*Material to process*:
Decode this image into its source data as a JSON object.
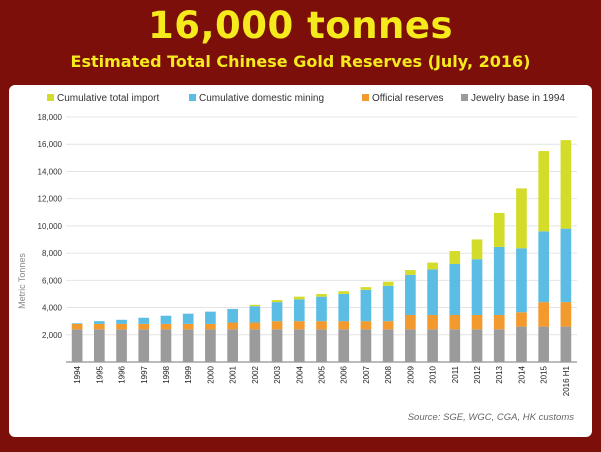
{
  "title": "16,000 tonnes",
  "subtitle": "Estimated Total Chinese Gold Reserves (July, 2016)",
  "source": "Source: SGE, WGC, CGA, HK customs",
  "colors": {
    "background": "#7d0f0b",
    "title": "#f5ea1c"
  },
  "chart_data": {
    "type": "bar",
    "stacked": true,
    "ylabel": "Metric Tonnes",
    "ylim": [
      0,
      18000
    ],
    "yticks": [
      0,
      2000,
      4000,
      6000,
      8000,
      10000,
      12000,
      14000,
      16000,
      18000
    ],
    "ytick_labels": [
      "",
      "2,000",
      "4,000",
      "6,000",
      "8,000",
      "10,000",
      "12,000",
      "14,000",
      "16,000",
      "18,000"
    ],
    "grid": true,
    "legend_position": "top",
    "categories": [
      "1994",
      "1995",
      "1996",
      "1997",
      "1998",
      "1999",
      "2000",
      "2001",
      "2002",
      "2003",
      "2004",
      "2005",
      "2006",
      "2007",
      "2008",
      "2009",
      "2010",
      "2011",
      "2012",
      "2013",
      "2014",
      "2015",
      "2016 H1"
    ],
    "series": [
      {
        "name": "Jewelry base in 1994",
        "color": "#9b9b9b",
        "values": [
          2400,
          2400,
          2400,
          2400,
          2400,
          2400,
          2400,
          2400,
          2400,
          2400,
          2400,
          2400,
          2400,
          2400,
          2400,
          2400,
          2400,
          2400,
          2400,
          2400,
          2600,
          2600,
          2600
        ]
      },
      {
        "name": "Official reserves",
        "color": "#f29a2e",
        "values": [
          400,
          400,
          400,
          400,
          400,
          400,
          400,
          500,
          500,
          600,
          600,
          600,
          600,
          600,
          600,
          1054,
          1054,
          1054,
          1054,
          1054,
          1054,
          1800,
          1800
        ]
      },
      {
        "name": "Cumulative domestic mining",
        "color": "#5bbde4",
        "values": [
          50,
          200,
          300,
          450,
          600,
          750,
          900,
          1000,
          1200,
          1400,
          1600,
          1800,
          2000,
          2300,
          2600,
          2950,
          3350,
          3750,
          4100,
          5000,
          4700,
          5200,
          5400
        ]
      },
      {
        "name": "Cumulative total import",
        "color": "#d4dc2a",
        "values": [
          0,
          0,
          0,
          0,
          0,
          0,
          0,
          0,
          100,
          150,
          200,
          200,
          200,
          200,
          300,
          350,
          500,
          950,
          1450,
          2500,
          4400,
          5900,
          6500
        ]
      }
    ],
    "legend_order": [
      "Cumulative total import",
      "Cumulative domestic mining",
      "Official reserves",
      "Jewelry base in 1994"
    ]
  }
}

*What the exercise asks*: In the listing, find all lines with the string "name" and copy them.

*Completed exercise*:
        "name": "Jewelry base in 1994",
        "name": "Official reserves",
        "name": "Cumulative domestic mining",
        "name": "Cumulative total import",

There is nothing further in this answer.